*** PASSAGE TO READ Section Begins ***
Ho hum Monday la la la
Sorry there hasn't been anything interesting up here in a while. Pictures of adorable nephews captivate for only so long, right? We're only days away from our East Coast trip (and, praise all that is holy, the purple dress fits!) My folks come back to the mother country this weekend and my second wedding anniversary is tomorrow. Tomorrow's post shall be ultra-saccharine and wet-kiss-slurpy.
(Tomorrow is also my sister's twenty-first birthday. Yes we got married on her birthday, yes that completely smacks of Sixteen Candles and yes, I get the Worst Sister Ever award. Unfortunately for her, Katie kicked off year 19 at an hour-long wedding Mass at which she was forced to wear the same dress as two other girls and super uncomfortable shoes. She then had to swelter through the 90 degree reception and still look cute in the pictures. The bride neglected to give her a happy birthday toast and I think she probably had to stay with my parents that night. But seriously, Katie, it's not like you could have been out ordering sugar-rimmed cosmos- that's for tomorrow. Of course, I will be too busy celebrating my anniversary to buy you a birthday drink. Bummer!)
Items of Note
- My fingernails are long. The last time they were this long was, oh, almost exactly two years ago. Funny how knowing you have to wear a fancy dress makes you stop biting your nails and start plucking your eyebrows. Sort of. The first thing is really really hard to stop doing and the second thing hurts. A lot.
- There were 9 people in my living room last night glued to the fourth episode of Lost. This was in a vain attempt by myself and Katharine Hepburn to hook the Original Thursday Night TV Gang on Lost, thereby moving TV Night from Sundays (Desperate Housewives- meh) to Wednesdays (Lostzilla! Awesome!) Some of us, however, go to things like bible studies on Wednesday nights and you people are ruining the plan.
*** PASSAGE TO READ Section Ends ***
*** INFORMATION SHOWN Section Begins ***
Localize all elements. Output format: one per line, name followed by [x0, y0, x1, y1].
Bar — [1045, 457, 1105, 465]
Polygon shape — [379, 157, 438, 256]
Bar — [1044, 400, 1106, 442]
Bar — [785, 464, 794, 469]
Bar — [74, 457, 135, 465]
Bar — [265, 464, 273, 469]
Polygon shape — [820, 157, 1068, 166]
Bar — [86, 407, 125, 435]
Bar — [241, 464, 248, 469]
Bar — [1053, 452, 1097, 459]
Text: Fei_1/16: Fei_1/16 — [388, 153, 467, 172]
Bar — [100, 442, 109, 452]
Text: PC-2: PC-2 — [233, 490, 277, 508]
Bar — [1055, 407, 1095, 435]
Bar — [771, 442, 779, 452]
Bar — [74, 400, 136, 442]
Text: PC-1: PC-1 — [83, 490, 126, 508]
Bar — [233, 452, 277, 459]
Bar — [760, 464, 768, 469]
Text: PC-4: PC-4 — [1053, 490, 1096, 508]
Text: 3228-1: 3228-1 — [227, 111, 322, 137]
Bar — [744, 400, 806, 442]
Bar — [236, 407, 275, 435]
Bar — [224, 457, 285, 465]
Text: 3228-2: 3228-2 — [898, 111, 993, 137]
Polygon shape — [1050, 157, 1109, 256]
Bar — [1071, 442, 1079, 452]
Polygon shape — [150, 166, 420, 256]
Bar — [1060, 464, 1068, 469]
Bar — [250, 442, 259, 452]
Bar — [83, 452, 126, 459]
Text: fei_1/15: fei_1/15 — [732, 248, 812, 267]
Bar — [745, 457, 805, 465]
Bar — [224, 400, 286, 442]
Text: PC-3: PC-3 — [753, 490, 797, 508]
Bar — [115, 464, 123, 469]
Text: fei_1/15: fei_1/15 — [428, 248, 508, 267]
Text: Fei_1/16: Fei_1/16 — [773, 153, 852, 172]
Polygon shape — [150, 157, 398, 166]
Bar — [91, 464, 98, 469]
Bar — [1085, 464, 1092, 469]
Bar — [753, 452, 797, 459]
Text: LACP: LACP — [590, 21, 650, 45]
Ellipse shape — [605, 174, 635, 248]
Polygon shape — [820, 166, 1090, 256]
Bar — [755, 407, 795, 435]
*** INFORMATION SHOWN Section Ends ***
> **GOAL OF THE EXERCISE**
Can you carry the Monday blog post forward from its final sentence, the one about Wednesday bible studies ruining the plan?

> **RESULT OF THE TASK**
- This furniture store? Is super cool. And also has a barely-dressed mannequin standing guard out front waving balloons. Phillip would not let me buy the cherry-red sectional sofa with the zebra-stripe pillows.
- All attempts to purchase a storage trunk/bench for the entry way were thwarted by 1. the people on craigslist who sold their bench a half hour before we called saying we could come pick it up and 2. the woman at Don Willis furniture who HOVERED and GOD I HATE HOVERING. If there is any way to persuade me to NOT buy something from your store, it is HOVERING. Yeesh. We are so going to buy the trunk from Don Willis though, because they have all KINDS of neat stuff and you stain it yourself and then you feel all artsy crafty AND like you've saved money. Except probably not with the saving money thing. Really, though, unless we buy this from Pottery Barn, the bench choices are few and far between. Unless someone wants to send us $500. Anyone? Anyone?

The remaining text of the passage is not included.